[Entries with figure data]
-*-*-
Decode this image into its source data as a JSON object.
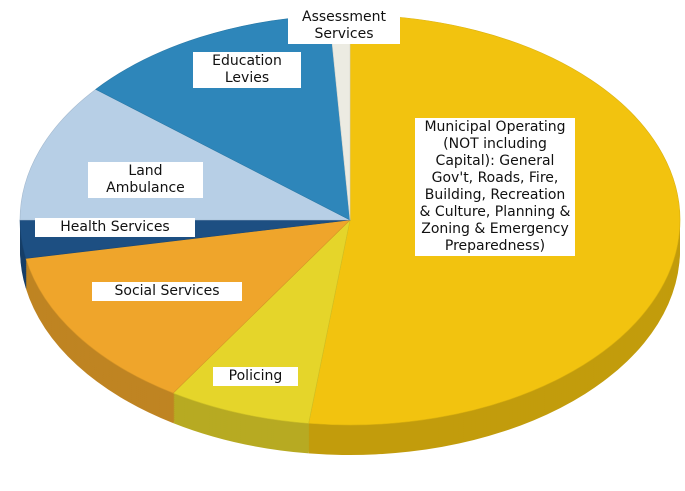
{
  "chart_data": {
    "type": "pie",
    "categories": [
      "Municipal Operating (NOT including Capital): General Gov't, Roads, Fire, Building, Recreation & Culture, Planning & Zoning & Emergency Preparedness)",
      "Policing",
      "Social Services",
      "Health Services",
      "Land Ambulance",
      "Education Levies",
      "Assessment Services"
    ],
    "values": [
      52,
      7,
      13,
      3,
      11,
      13,
      1
    ],
    "colors": [
      "#f2c30f",
      "#e5d52a",
      "#efa52b",
      "#1d4f82",
      "#b7cfe6",
      "#2e86ba",
      "#ecebe2"
    ]
  }
}
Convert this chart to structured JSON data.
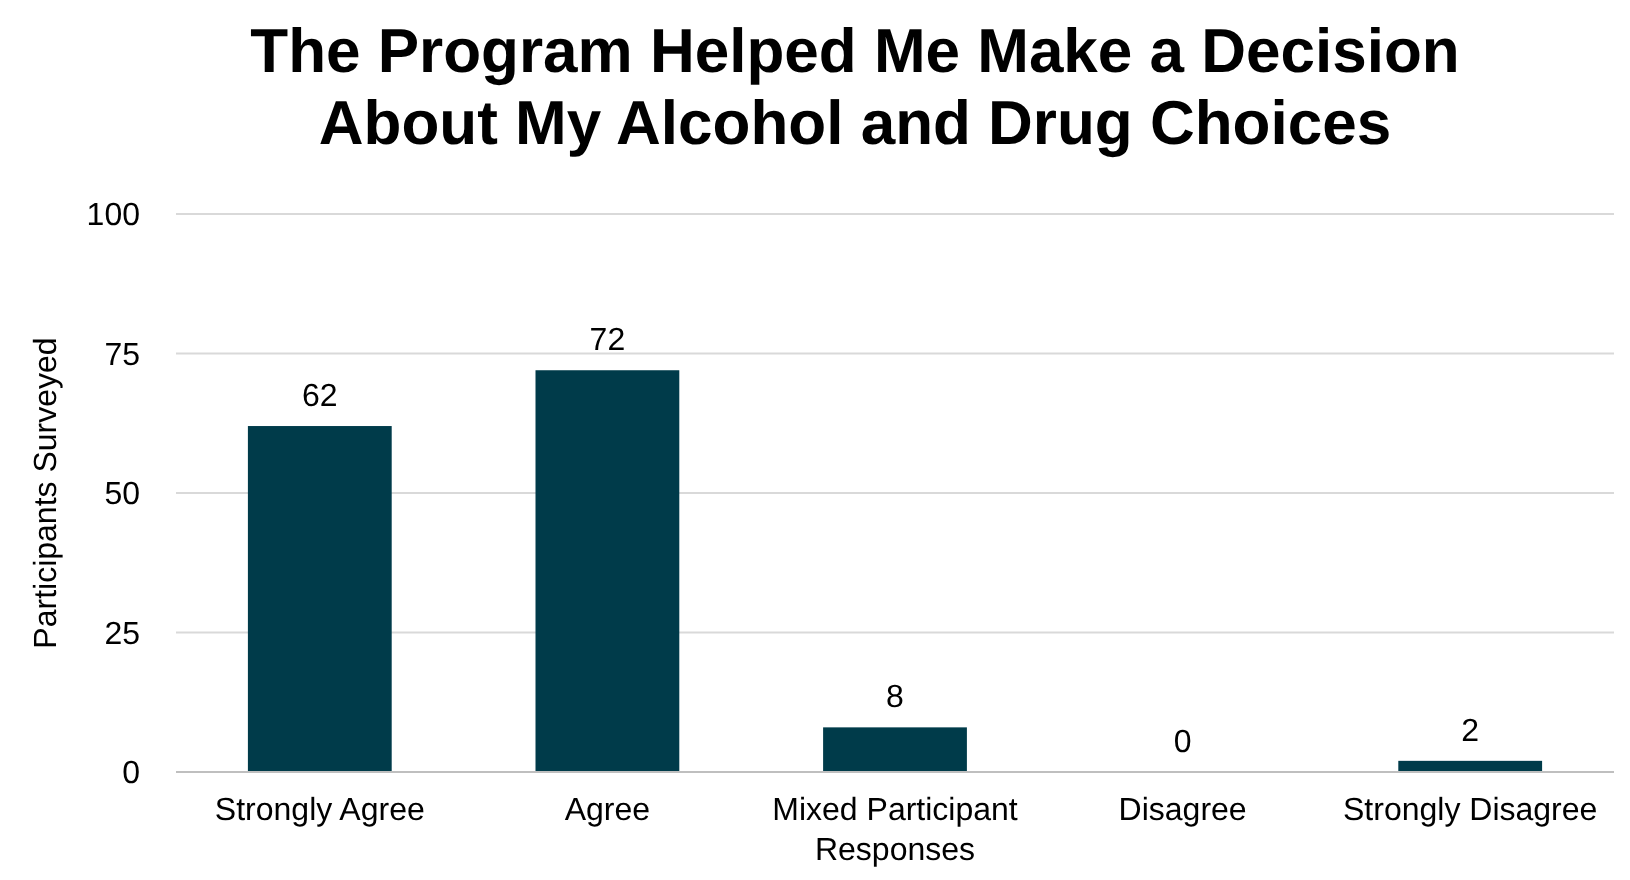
-*-*-
▸ What is required
Are you able to set down all the lines above exactly, without any pictures?

▸ Solution for this exercise
Decode this image into its source data as a JSON object.
{
  "chart_data": {
    "type": "pie",
    "categories": [
      "Municipal Operating (NOT including Capital): General Gov't, Roads, Fire, Building, Recreation & Culture, Planning & Zoning & Emergency Preparedness)",
      "Policing",
      "Social Services",
      "Health Services",
      "Land Ambulance",
      "Education Levies",
      "Assessment Services"
    ],
    "values": [
      52,
      7,
      13,
      3,
      11,
      13,
      1
    ],
    "colors": [
      "#f2c30f",
      "#e5d52a",
      "#efa52b",
      "#1d4f82",
      "#b7cfe6",
      "#2e86ba",
      "#ecebe2"
    ]
  }
}
Convert this chart to structured JSON data.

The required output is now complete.